──────── Dataset rows

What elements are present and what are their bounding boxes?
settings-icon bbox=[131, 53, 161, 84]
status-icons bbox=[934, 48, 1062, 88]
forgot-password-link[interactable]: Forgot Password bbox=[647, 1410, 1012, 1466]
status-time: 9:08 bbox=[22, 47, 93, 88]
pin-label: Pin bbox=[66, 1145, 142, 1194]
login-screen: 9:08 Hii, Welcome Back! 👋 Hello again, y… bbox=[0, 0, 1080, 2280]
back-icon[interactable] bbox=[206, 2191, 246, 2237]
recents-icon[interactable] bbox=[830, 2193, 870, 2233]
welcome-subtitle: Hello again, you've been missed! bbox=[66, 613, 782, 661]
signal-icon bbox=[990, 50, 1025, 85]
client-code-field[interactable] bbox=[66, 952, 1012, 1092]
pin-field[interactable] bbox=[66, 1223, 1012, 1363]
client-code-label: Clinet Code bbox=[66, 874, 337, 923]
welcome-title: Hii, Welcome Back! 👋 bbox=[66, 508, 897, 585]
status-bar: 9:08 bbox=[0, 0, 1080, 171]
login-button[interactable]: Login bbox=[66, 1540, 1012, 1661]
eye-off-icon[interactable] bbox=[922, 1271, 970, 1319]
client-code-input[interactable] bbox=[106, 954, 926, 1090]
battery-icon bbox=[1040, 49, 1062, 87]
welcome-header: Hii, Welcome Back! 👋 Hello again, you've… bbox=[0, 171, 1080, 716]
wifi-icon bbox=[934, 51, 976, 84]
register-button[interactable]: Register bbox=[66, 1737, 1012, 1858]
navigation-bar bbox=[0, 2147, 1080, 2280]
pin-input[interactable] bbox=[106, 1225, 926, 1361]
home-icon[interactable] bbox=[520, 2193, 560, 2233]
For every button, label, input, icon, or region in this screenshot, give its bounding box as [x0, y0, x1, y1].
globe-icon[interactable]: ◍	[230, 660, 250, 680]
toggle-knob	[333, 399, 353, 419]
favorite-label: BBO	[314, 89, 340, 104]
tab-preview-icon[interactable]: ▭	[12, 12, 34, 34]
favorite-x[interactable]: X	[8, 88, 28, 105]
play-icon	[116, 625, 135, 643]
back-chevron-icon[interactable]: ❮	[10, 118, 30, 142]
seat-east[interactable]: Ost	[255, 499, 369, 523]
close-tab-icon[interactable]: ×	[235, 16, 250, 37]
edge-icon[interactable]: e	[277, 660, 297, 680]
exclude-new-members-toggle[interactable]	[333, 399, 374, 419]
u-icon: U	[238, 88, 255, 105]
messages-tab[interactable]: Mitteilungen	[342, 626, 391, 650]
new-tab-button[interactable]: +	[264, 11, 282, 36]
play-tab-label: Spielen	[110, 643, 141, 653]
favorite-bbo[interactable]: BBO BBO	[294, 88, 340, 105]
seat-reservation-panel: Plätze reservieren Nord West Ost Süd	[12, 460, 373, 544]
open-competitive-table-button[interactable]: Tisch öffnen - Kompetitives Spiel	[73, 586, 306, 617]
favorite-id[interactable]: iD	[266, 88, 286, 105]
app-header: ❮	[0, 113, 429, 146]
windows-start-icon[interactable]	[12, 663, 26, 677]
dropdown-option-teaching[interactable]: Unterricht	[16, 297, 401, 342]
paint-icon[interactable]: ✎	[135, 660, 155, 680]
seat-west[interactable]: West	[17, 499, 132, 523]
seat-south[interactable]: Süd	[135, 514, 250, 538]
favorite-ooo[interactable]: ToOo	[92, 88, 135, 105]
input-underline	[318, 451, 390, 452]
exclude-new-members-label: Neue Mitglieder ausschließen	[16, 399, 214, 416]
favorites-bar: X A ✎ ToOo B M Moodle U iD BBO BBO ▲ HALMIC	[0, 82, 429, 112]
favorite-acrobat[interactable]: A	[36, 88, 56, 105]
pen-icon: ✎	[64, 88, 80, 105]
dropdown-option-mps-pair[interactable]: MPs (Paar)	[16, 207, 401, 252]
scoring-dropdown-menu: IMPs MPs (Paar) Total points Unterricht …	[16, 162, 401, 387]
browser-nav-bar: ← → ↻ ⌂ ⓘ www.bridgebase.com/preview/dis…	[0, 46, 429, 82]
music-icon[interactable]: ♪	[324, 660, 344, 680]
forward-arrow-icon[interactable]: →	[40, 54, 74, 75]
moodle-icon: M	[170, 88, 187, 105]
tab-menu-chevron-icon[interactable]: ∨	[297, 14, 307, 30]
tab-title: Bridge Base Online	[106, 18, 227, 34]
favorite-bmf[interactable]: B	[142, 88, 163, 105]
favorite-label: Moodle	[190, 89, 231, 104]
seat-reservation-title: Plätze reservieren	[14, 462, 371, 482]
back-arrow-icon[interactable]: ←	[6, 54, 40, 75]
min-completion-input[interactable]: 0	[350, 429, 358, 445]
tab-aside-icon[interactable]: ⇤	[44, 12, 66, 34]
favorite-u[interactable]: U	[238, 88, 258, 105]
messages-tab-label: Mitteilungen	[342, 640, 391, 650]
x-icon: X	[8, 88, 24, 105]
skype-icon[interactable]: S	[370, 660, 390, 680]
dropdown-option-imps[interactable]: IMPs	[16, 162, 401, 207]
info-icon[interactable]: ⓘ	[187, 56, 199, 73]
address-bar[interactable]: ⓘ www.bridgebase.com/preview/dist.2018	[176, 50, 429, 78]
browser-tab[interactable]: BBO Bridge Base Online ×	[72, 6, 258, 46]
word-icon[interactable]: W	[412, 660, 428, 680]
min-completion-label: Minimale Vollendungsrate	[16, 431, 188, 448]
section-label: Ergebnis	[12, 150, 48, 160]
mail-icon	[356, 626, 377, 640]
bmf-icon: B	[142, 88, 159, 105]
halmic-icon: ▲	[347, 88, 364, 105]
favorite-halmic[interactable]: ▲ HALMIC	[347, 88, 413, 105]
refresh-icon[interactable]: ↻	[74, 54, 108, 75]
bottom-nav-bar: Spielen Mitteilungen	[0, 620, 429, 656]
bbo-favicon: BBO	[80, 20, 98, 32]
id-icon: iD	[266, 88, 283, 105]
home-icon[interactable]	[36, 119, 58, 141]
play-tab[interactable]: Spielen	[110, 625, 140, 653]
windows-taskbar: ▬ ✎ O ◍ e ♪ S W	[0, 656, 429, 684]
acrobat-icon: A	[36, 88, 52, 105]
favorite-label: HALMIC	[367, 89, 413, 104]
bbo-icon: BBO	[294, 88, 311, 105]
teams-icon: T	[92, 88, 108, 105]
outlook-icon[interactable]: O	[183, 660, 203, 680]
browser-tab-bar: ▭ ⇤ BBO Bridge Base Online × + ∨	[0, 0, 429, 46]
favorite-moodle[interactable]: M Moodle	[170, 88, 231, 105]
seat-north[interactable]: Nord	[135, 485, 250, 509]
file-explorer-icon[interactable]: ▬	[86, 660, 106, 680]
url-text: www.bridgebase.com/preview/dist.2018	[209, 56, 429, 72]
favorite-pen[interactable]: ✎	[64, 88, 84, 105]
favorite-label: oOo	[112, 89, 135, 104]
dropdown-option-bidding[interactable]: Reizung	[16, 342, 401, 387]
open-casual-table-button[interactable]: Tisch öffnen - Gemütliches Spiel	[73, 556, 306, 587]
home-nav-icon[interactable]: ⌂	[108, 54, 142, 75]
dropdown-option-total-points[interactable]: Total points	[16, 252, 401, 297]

────────────────

▸ **Your instructions**:
Copy out every one of the rows above, reproducing each line character for character.

▸ **Output**:
What elements are present and what are their bounding boxes?
settings-icon bbox=[131, 53, 161, 84]
status-icons bbox=[934, 48, 1062, 88]
forgot-password-link[interactable]: Forgot Password bbox=[647, 1410, 1012, 1466]
status-time: 9:08 bbox=[22, 47, 93, 88]
pin-label: Pin bbox=[66, 1145, 142, 1194]
login-screen: 9:08 Hii, Welcome Back! 👋 Hello again, y… bbox=[0, 0, 1080, 2280]
back-icon[interactable] bbox=[206, 2191, 246, 2237]
recents-icon[interactable] bbox=[830, 2193, 870, 2233]
welcome-subtitle: Hello again, you've been missed! bbox=[66, 613, 782, 661]
signal-icon bbox=[990, 50, 1025, 85]
client-code-field[interactable] bbox=[66, 952, 1012, 1092]
pin-field[interactable] bbox=[66, 1223, 1012, 1363]
client-code-label: Clinet Code bbox=[66, 874, 337, 923]
welcome-title: Hii, Welcome Back! 👋 bbox=[66, 508, 897, 585]
status-bar: 9:08 bbox=[0, 0, 1080, 171]
login-button[interactable]: Login bbox=[66, 1540, 1012, 1661]
eye-off-icon[interactable] bbox=[922, 1271, 970, 1319]
client-code-input[interactable] bbox=[106, 954, 926, 1090]
battery-icon bbox=[1040, 49, 1062, 87]
welcome-header: Hii, Welcome Back! 👋 Hello again, you've… bbox=[0, 171, 1080, 716]
wifi-icon bbox=[934, 51, 976, 84]
register-button[interactable]: Register bbox=[66, 1737, 1012, 1858]
navigation-bar bbox=[0, 2147, 1080, 2280]
pin-input[interactable] bbox=[106, 1225, 926, 1361]
home-icon[interactable] bbox=[520, 2193, 560, 2233]
For every button, label, input, icon, or region in this screenshot, give its bounding box as [x0, y0, x1, y1].
globe-icon[interactable]: ◍	[230, 660, 250, 680]
toggle-knob	[333, 399, 353, 419]
favorite-label: BBO	[314, 89, 340, 104]
tab-preview-icon[interactable]: ▭	[12, 12, 34, 34]
favorite-x[interactable]: X	[8, 88, 28, 105]
play-icon	[116, 625, 135, 643]
back-chevron-icon[interactable]: ❮	[10, 118, 30, 142]
seat-east[interactable]: Ost	[255, 499, 369, 523]
close-tab-icon[interactable]: ×	[235, 16, 250, 37]
edge-icon[interactable]: e	[277, 660, 297, 680]
exclude-new-members-toggle[interactable]	[333, 399, 374, 419]
u-icon: U	[238, 88, 255, 105]
messages-tab[interactable]: Mitteilungen	[342, 626, 391, 650]
new-tab-button[interactable]: +	[264, 11, 282, 36]
play-tab-label: Spielen	[110, 643, 141, 653]
favorite-bbo[interactable]: BBO BBO	[294, 88, 340, 105]
seat-reservation-panel: Plätze reservieren Nord West Ost Süd	[12, 460, 373, 544]
open-competitive-table-button[interactable]: Tisch öffnen - Kompetitives Spiel	[73, 586, 306, 617]
favorite-id[interactable]: iD	[266, 88, 286, 105]
app-header: ❮	[0, 113, 429, 146]
windows-start-icon[interactable]	[12, 663, 26, 677]
dropdown-option-teaching[interactable]: Unterricht	[16, 297, 401, 342]
paint-icon[interactable]: ✎	[135, 660, 155, 680]
seat-west[interactable]: West	[17, 499, 132, 523]
seat-south[interactable]: Süd	[135, 514, 250, 538]
favorite-ooo[interactable]: ToOo	[92, 88, 135, 105]
input-underline	[318, 451, 390, 452]
exclude-new-members-label: Neue Mitglieder ausschließen	[16, 399, 214, 416]
favorites-bar: X A ✎ ToOo B M Moodle U iD BBO BBO ▲ HALMIC	[0, 82, 429, 112]
favorite-acrobat[interactable]: A	[36, 88, 56, 105]
pen-icon: ✎	[64, 88, 80, 105]
dropdown-option-mps-pair[interactable]: MPs (Paar)	[16, 207, 401, 252]
scoring-dropdown-menu: IMPs MPs (Paar) Total points Unterricht …	[16, 162, 401, 387]
browser-nav-bar: ← → ↻ ⌂ ⓘ www.bridgebase.com/preview/dis…	[0, 46, 429, 82]
music-icon[interactable]: ♪	[324, 660, 344, 680]
forward-arrow-icon[interactable]: →	[40, 54, 74, 75]
moodle-icon: M	[170, 88, 187, 105]
tab-menu-chevron-icon[interactable]: ∨	[297, 14, 307, 30]
tab-title: Bridge Base Online	[106, 18, 227, 34]
favorite-bmf[interactable]: B	[142, 88, 163, 105]
favorite-label: Moodle	[190, 89, 231, 104]
seat-reservation-title: Plätze reservieren	[14, 462, 371, 482]
back-arrow-icon[interactable]: ←	[6, 54, 40, 75]
min-completion-input[interactable]: 0	[350, 429, 358, 445]
tab-aside-icon[interactable]: ⇤	[44, 12, 66, 34]
favorite-u[interactable]: U	[238, 88, 258, 105]
messages-tab-label: Mitteilungen	[342, 640, 391, 650]
x-icon: X	[8, 88, 24, 105]
skype-icon[interactable]: S	[370, 660, 390, 680]
dropdown-option-imps[interactable]: IMPs	[16, 162, 401, 207]
info-icon[interactable]: ⓘ	[187, 56, 199, 73]
address-bar[interactable]: ⓘ www.bridgebase.com/preview/dist.2018	[176, 50, 429, 78]
browser-tab[interactable]: BBO Bridge Base Online ×	[72, 6, 258, 46]
word-icon[interactable]: W	[412, 660, 428, 680]
min-completion-label: Minimale Vollendungsrate	[16, 431, 188, 448]
section-label: Ergebnis	[12, 150, 48, 160]
mail-icon	[356, 626, 377, 640]
bmf-icon: B	[142, 88, 159, 105]
halmic-icon: ▲	[347, 88, 364, 105]
favorite-halmic[interactable]: ▲ HALMIC	[347, 88, 413, 105]
refresh-icon[interactable]: ↻	[74, 54, 108, 75]
bottom-nav-bar: Spielen Mitteilungen	[0, 620, 429, 656]
bbo-favicon: BBO	[80, 20, 98, 32]
id-icon: iD	[266, 88, 283, 105]
home-icon[interactable]	[36, 119, 58, 141]
play-tab[interactable]: Spielen	[110, 625, 140, 653]
windows-taskbar: ▬ ✎ O ◍ e ♪ S W	[0, 656, 429, 684]
acrobat-icon: A	[36, 88, 52, 105]
favorite-label: HALMIC	[367, 89, 413, 104]
bbo-icon: BBO	[294, 88, 311, 105]
teams-icon: T	[92, 88, 108, 105]
outlook-icon[interactable]: O	[183, 660, 203, 680]
browser-tab-bar: ▭ ⇤ BBO Bridge Base Online × + ∨	[0, 0, 429, 46]
favorite-moodle[interactable]: M Moodle	[170, 88, 231, 105]
seat-north[interactable]: Nord	[135, 485, 250, 509]
file-explorer-icon[interactable]: ▬	[86, 660, 106, 680]
url-text: www.bridgebase.com/preview/dist.2018	[209, 56, 429, 72]
favorite-pen[interactable]: ✎	[64, 88, 84, 105]
favorite-label: oOo	[112, 89, 135, 104]
dropdown-option-bidding[interactable]: Reizung	[16, 342, 401, 387]
open-casual-table-button[interactable]: Tisch öffnen - Gemütliches Spiel	[73, 556, 306, 587]
home-nav-icon[interactable]: ⌂	[108, 54, 142, 75]
dropdown-option-total-points[interactable]: Total points	[16, 252, 401, 297]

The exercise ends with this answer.